Stored entries:
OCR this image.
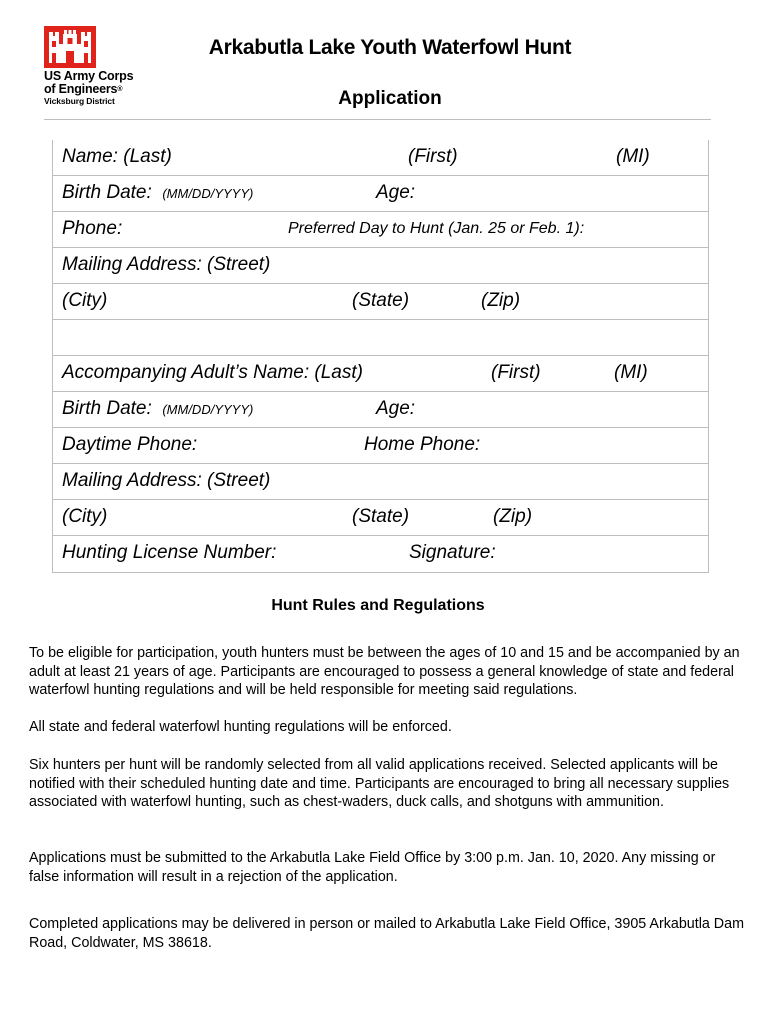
US Army Corps
of Engineers®
Vicksburg District
Arkabutla Lake Youth Waterfowl Hunt
Application
Name: (Last)	(First)	(MI)
Birth Date: (MM/DD/YYYY)	Age:
Phone:	Preferred Day to Hunt (Jan. 25 or Feb. 1):
Mailing Address: (Street)
(City)	(State)	(Zip)
Accompanying Adult’s Name: (Last)	(First)	(MI)
Birth Date: (MM/DD/YYYY)	Age:
Daytime Phone:	Home Phone:
Mailing Address: (Street)
(City)	(State)	(Zip)
Hunting License Number:	Signature:
Hunt Rules and Regulations

To be eligible for participation, youth hunters must be between the ages of 10 and 15 and be accompanied by an adult at least 21 years of age. Participants are encouraged to possess a general knowledge of state and federal waterfowl hunting regulations and will be held responsible for meeting said regulations.

All state and federal waterfowl hunting regulations will be enforced.

Six hunters per hunt will be randomly selected from all valid applications received. Selected applicants will be notified with their scheduled hunting date and time. Participants are encouraged to bring all necessary supplies associated with waterfowl hunting, such as chest-waders, duck calls, and shotguns with ammunition.

Applications must be submitted to the Arkabutla Lake Field Office by 3:00 p.m. Jan. 10, 2020. Any missing or false information will result in a rejection of the application.

Completed applications may be delivered in person or mailed to Arkabutla Lake Field Office, 3905 Arkabutla Dam Road, Coldwater, MS 38618.
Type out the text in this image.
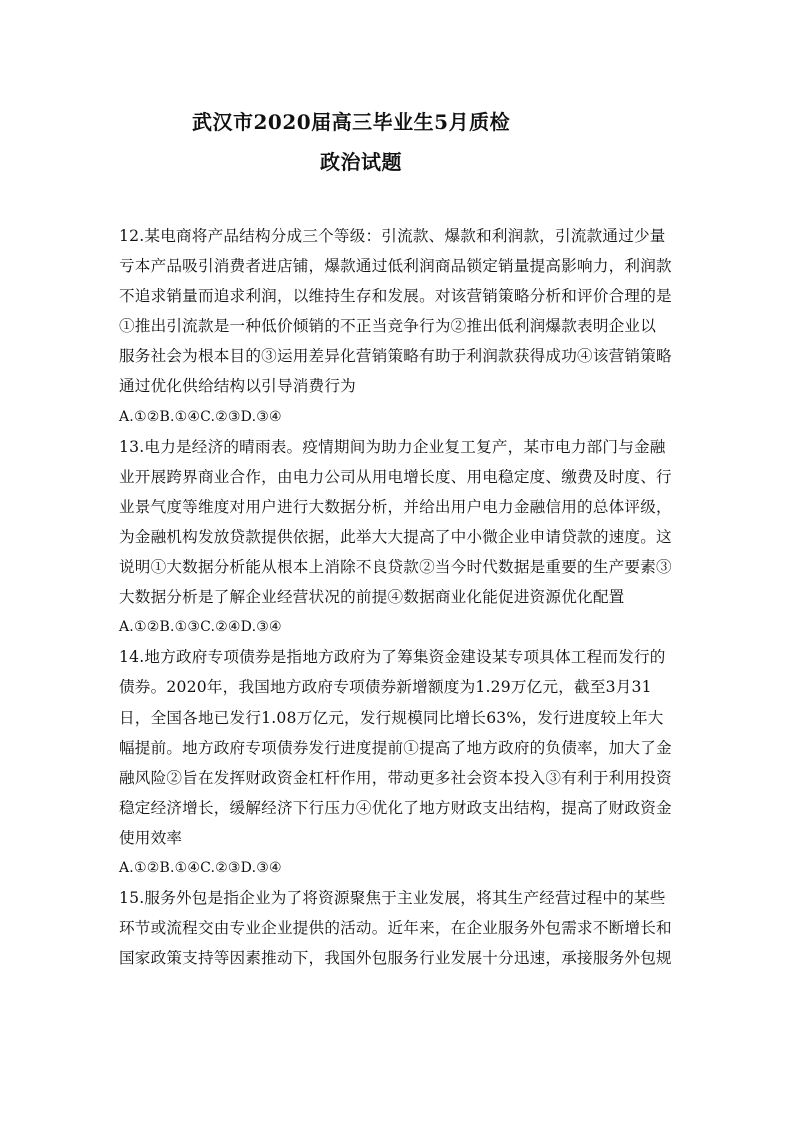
武汉市2020届高三毕业生5月质检
政治试题
12.某电商将产品结构分成三个等级：引流款、爆款和利润款，引流款通过少量
亏本产品吸引消费者进店铺，爆款通过低利润商品锁定销量提高影响力，利润款
不追求销量而追求利润，以维持生存和发展。对该营销策略分析和评价合理的是
①推出引流款是一种低价倾销的不正当竞争行为②推出低利润爆款表明企业以
服务社会为根本目的③运用差异化营销策略有助于利润款获得成功④该营销策略
通过优化供给结构以引导消费行为
A.①②B.①④C.②③D.③④
13.电力是经济的晴雨表。疫情期间为助力企业复工复产，某市电力部门与金融
业开展跨界商业合作，由电力公司从用电增长度、用电稳定度、缴费及时度、行
业景气度等维度对用户进行大数据分析，并给出用户电力金融信用的总体评级，
为金融机构发放贷款提供依据，此举大大提高了中小微企业申请贷款的速度。这
说明①大数据分析能从根本上消除不良贷款②当今时代数据是重要的生产要素③
大数据分析是了解企业经营状况的前提④数据商业化能促进资源优化配置
A.①②B.①③C.②④D.③④
14.地方政府专项债券是指地方政府为了筹集资金建设某专项具体工程而发行的
债券。2020年，我国地方政府专项债券新增额度为1.29万亿元，截至3月31
日，全国各地已发行1.08万亿元，发行规模同比增长63%，发行进度较上年大
幅提前。地方政府专项债券发行进度提前①提高了地方政府的负债率，加大了金
融风险②旨在发挥财政资金杠杆作用，带动更多社会资本投入③有利于利用投资
稳定经济增长，缓解经济下行压力④优化了地方财政支出结构，提高了财政资金
使用效率
A.①②B.①④C.②③D.③④
15.服务外包是指企业为了将资源聚焦于主业发展，将其生产经营过程中的某些
环节或流程交由专业企业提供的活动。近年来，在企业服务外包需求不断增长和
国家政策支持等因素推动下，我国外包服务行业发展十分迅速，承接服务外包规
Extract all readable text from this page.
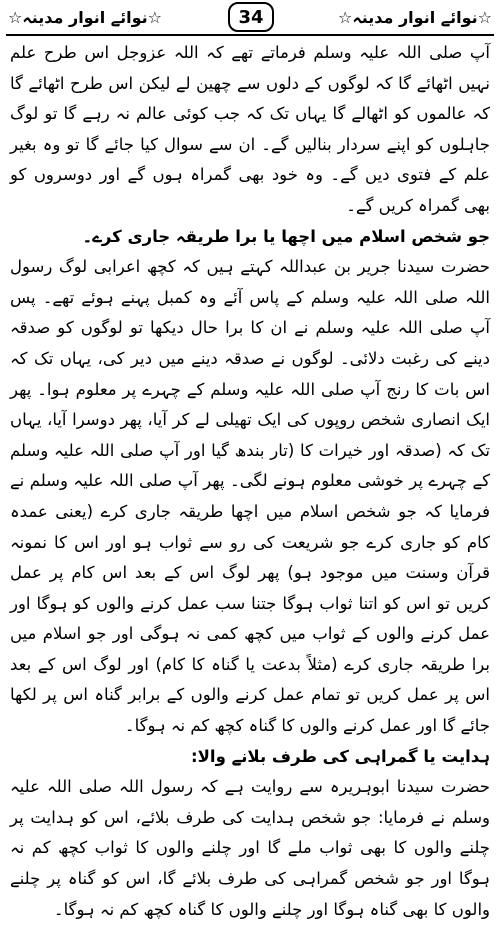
☆نوائے انوار مدینہ☆	34	☆نوائے انوار مدینہ☆

آپ صلی اللہ علیہ وسلم فرماتے تھے کہ اللہ عزوجل اس طرح علم نہیں اٹھائے گا کہ لوگوں کے دلوں سے چھین لے لیکن اس طرح اٹھائے گا کہ عالموں کو اٹھالے گا یہاں تک کہ جب کوئی عالم نہ رہے گا تو لوگ جاہلوں کو اپنے سردار بنالیں گے۔ ان سے سوال کیا جائے گا تو وہ بغیر علم کے فتوی دیں گے۔ وہ خود بھی گمراہ ہوں گے اور دوسروں کو بھی گمراہ کریں گے۔

جو شخص اسلام میں اچھا یا برا طریقہ جاری کرے۔

حضرت سیدنا جریر بن عبداللہ کہتے ہیں کہ کچھ اعرابی لوگ رسول اللہ صلی اللہ علیہ وسلم کے پاس آئے وہ کمبل پہنے ہوئے تھے۔ پس آپ صلی اللہ علیہ وسلم نے ان کا برا حال دیکھا تو لوگوں کو صدقہ دینے کی رغبت دلائی۔ لوگوں نے صدقہ دینے میں دیر کی، یہاں تک کہ اس بات کا رنج آپ صلی اللہ علیہ وسلم کے چہرے پر معلوم ہوا۔ پھر ایک انصاری شخص روپوں کی ایک تھیلی لے کر آیا، پھر دوسرا آیا، یہاں تک کہ (صدقہ اور خیرات کا (تار بندھ گیا اور آپ صلی اللہ علیہ وسلم کے چہرے پر خوشی معلوم ہونے لگی۔ پھر آپ صلی اللہ علیہ وسلم نے فرمایا کہ جو شخص اسلام میں اچھا طریقہ جاری کرے (یعنی عمدہ کام کو جاری کرے جو شریعت کی رو سے ثواب ہو اور اس کا نمونہ قرآن وسنت میں موجود ہو) پھر لوگ اس کے بعد اس کام پر عمل کریں تو اس کو اتنا ثواب ہوگا جتنا سب عمل کرنے والوں کو ہوگا اور عمل کرنے والوں کے ثواب میں کچھ کمی نہ ہوگی اور جو اسلام میں برا طریقہ جاری کرے (مثلاً بدعت یا گناہ کا کام) اور لوگ اس کے بعد اس پر عمل کریں تو تمام عمل کرنے والوں کے برابر گناہ اس پر لکھا جائے گا اور عمل کرنے والوں کا گناہ کچھ کم نہ ہوگا۔

ہدایت یا گمراہی کی طرف بلانے والا:

حضرت سیدنا ابوہریرہ سے روایت ہے کہ رسول اللہ صلی اللہ علیہ وسلم نے فرمایا: جو شخص ہدایت کی طرف بلائے، اس کو ہدایت پر چلنے والوں کا بھی ثواب ملے گا اور چلنے والوں کا ثواب کچھ کم نہ ہوگا اور جو شخص گمراہی کی طرف بلائے گا، اس کو گناہ پر چلنے والوں کا بھی گناہ ہوگا اور چلنے والوں کا گناہ کچھ کم نہ ہوگا۔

- [Description of the task]
Gather from the records above every line containing the string "Arkabutla".

- [Answer to the task]
Arkabutla Lake Youth Waterfowl Hunt
Applications must be submitted to the Arkabutla Lake Field Office by 3:00 p.m. Jan. 10, 2020. Any missing or false information will result in a rejection of the application.
Completed applications may be delivered in person or mailed to Arkabutla Lake Field Office, 3905 Arkabutla Dam Road, Coldwater, MS 38618.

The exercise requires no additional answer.